━━━━━ Provided records ━━━━━
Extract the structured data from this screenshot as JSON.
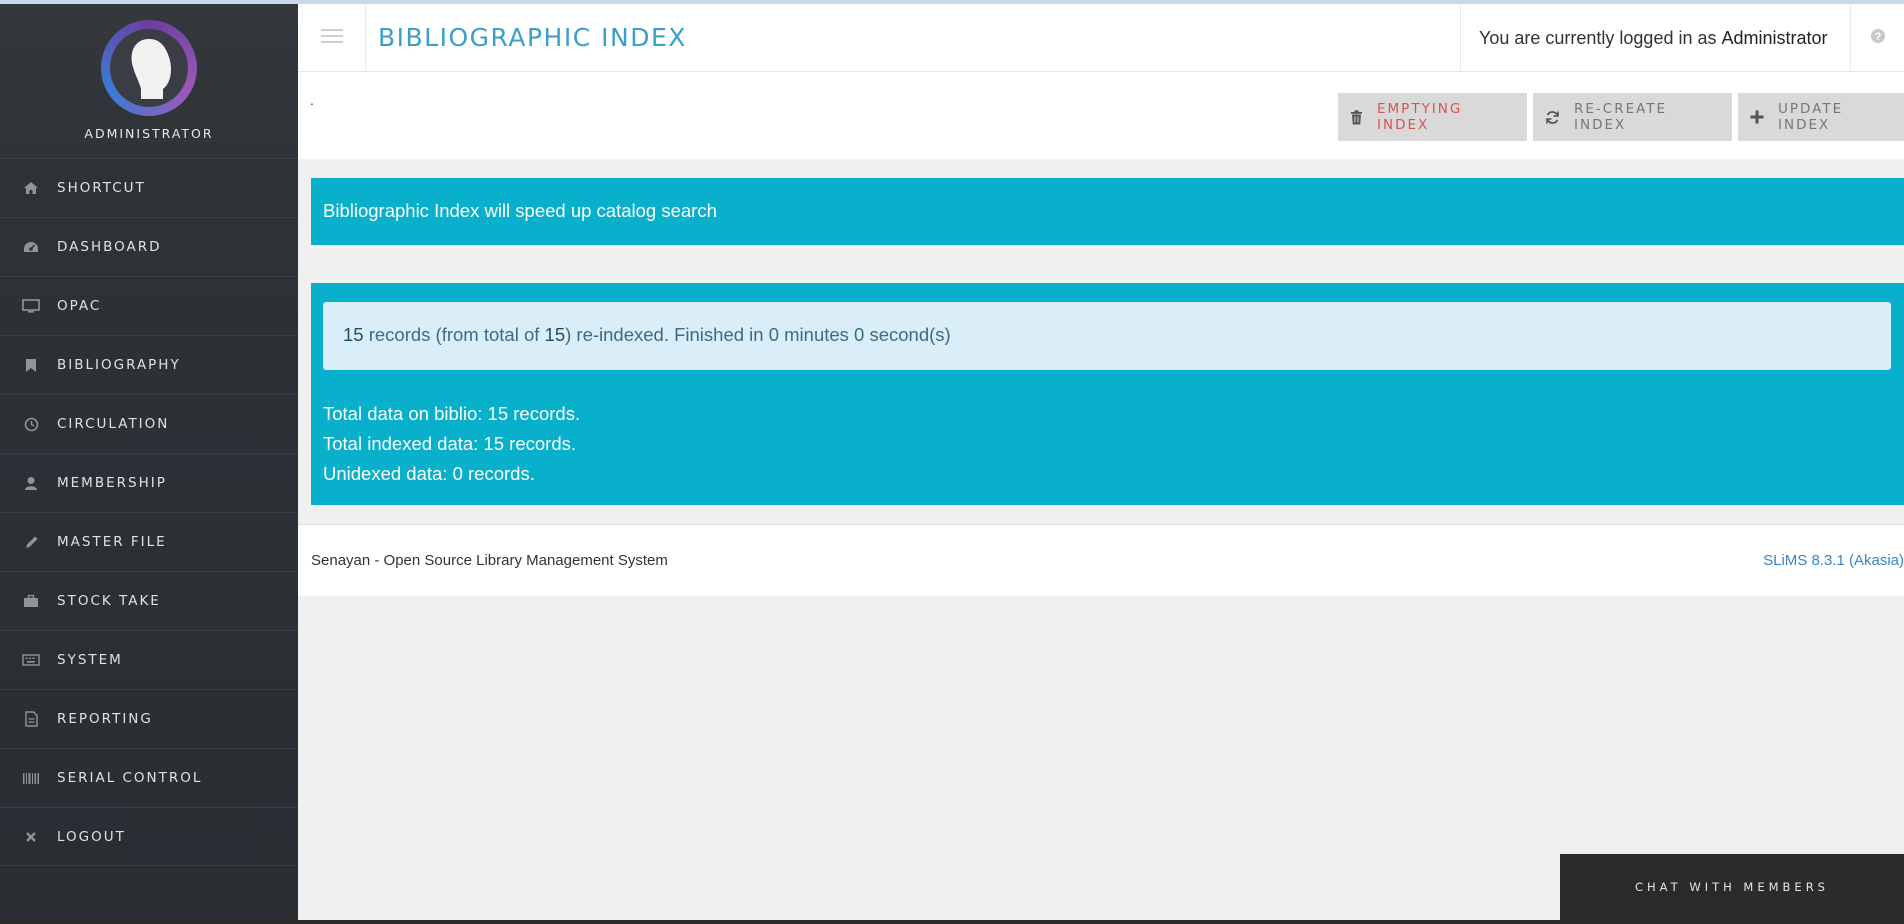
{
  "user": {
    "display_name": "ADMINISTRATOR"
  },
  "sidebar": {
    "items": [
      {
        "label": "SHORTCUT",
        "icon": "home-icon"
      },
      {
        "label": "DASHBOARD",
        "icon": "dashboard-icon"
      },
      {
        "label": "OPAC",
        "icon": "monitor-icon"
      },
      {
        "label": "BIBLIOGRAPHY",
        "icon": "bookmark-icon"
      },
      {
        "label": "CIRCULATION",
        "icon": "clock-icon"
      },
      {
        "label": "MEMBERSHIP",
        "icon": "user-icon"
      },
      {
        "label": "MASTER FILE",
        "icon": "pencil-icon"
      },
      {
        "label": "STOCK TAKE",
        "icon": "briefcase-icon"
      },
      {
        "label": "SYSTEM",
        "icon": "keyboard-icon"
      },
      {
        "label": "REPORTING",
        "icon": "file-icon"
      },
      {
        "label": "SERIAL CONTROL",
        "icon": "barcode-icon"
      },
      {
        "label": "LOGOUT",
        "icon": "close-icon"
      }
    ]
  },
  "header": {
    "title": "BIBLIOGRAPHIC INDEX",
    "login_prefix": "You are currently logged in as",
    "login_user": "Administrator"
  },
  "actions": {
    "dot": ".",
    "emptying": "EMPTYING INDEX",
    "recreate": "RE-CREATE INDEX",
    "update": "UPDATE INDEX"
  },
  "info": {
    "message": "Bibliographic Index will speed up catalog search"
  },
  "result": {
    "count": "15",
    "text_a": "records (from total of",
    "total": "15",
    "text_b": ") re-indexed. Finished in 0 minutes 0 second(s)",
    "stats": [
      "Total data on biblio: 15 records.",
      "Total indexed data: 15 records.",
      "Unidexed data: 0 records."
    ]
  },
  "footer": {
    "left": "Senayan - Open Source Library Management System",
    "right": "SLiMS 8.3.1 (Akasia)"
  },
  "chat": {
    "label": "CHAT WITH MEMBERS"
  },
  "colors": {
    "accent": "#08b0cc",
    "title": "#3aa0c9",
    "danger": "#d9534f",
    "sidebar": "#2f3338"
  }
}
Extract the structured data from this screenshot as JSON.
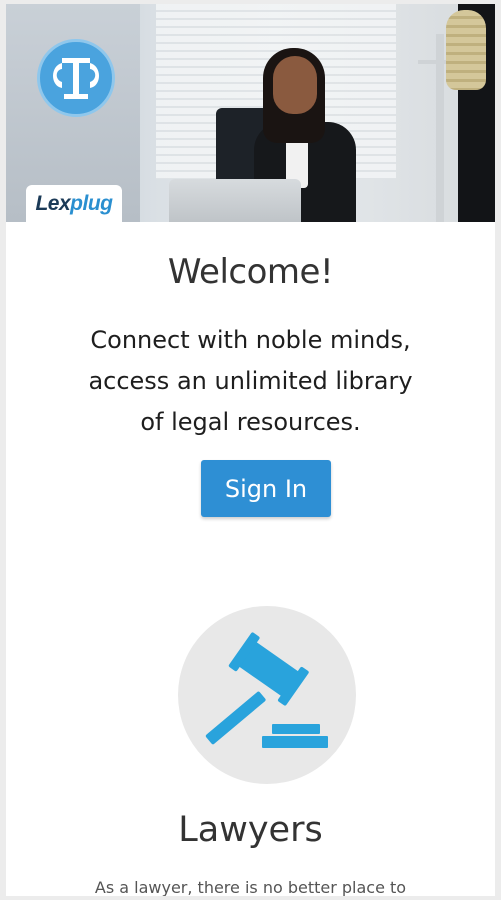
{
  "brand": {
    "name_part1": "Lex",
    "name_part2": "plug",
    "logo_icon": "scales-of-justice-icon",
    "colors": {
      "primary": "#2e8fd4",
      "dark": "#1b3a57"
    }
  },
  "hero": {
    "image": "woman-at-desk-office-photo"
  },
  "welcome": {
    "title": "Welcome!",
    "tagline_line1": "Connect with noble minds,",
    "tagline_line2": "access an unlimited library",
    "tagline_line3": "of legal resources.",
    "signin_label": "Sign In"
  },
  "lawyers": {
    "icon": "gavel-icon",
    "title": "Lawyers",
    "description": "As a lawyer, there is no better place to"
  }
}
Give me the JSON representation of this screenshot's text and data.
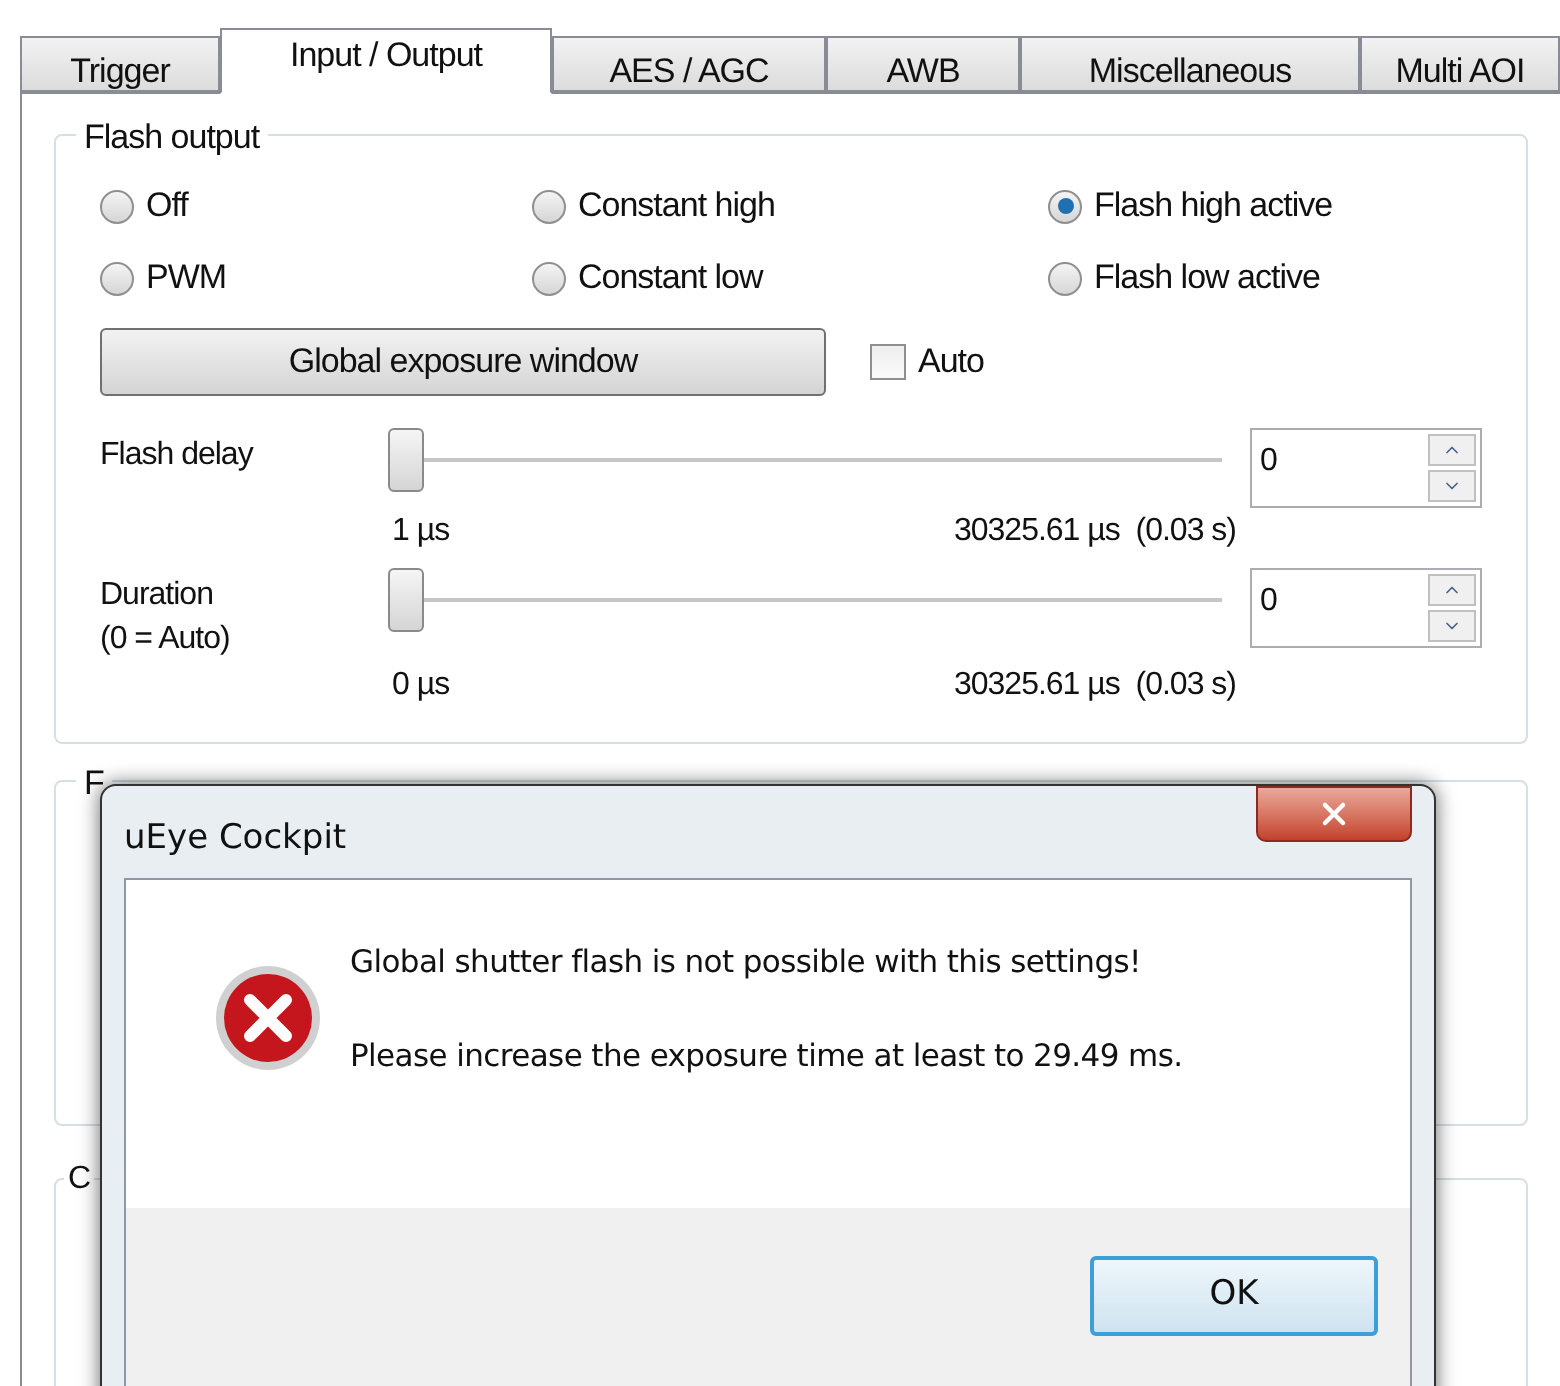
{
  "tabs": [
    {
      "label": "Trigger",
      "selected": false
    },
    {
      "label": "Input / Output",
      "selected": true
    },
    {
      "label": "AES / AGC",
      "selected": false
    },
    {
      "label": "AWB",
      "selected": false
    },
    {
      "label": "Miscellaneous",
      "selected": false
    },
    {
      "label": "Multi AOI",
      "selected": false
    }
  ],
  "flash_output": {
    "title": "Flash output",
    "modes": [
      {
        "label": "Off",
        "selected": false
      },
      {
        "label": "Constant high",
        "selected": false
      },
      {
        "label": "Flash high active",
        "selected": true
      },
      {
        "label": "PWM",
        "selected": false
      },
      {
        "label": "Constant low",
        "selected": false
      },
      {
        "label": "Flash low active",
        "selected": false
      }
    ],
    "global_button": "Global exposure window",
    "auto": {
      "label": "Auto",
      "checked": false
    },
    "sliders": [
      {
        "label": "Flash delay",
        "level": 0,
        "value": "0",
        "min_label": "1 µs",
        "max_label": "30325.61 µs  (0.03 s)"
      },
      {
        "label": "Duration\n(0 = Auto)",
        "level": 0,
        "value": "0",
        "min_label": "0 µs",
        "max_label": "30325.61 µs  (0.03 s)"
      }
    ]
  },
  "group_2": {
    "title": "F"
  },
  "group_3": {
    "title": "C"
  },
  "dialog": {
    "title": "uEye Cockpit",
    "message": "Global shutter flash is not possible with this settings!",
    "detail": "Please increase the exposure time at least to 29.49 ms.",
    "ok": "OK"
  }
}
━━━━━
### The exercise
From the listing above, pick out every line containing "data".

### Written solution
Extract the structured data from this screenshot as JSON.
      "Total data on biblio: 15 records.",
      "Total indexed data: 15 records.",
      "Unidexed data: 0 records."
Extract the structured data from this screenshot as JSON.
Give me the JSON representation of this screenshot's text and data.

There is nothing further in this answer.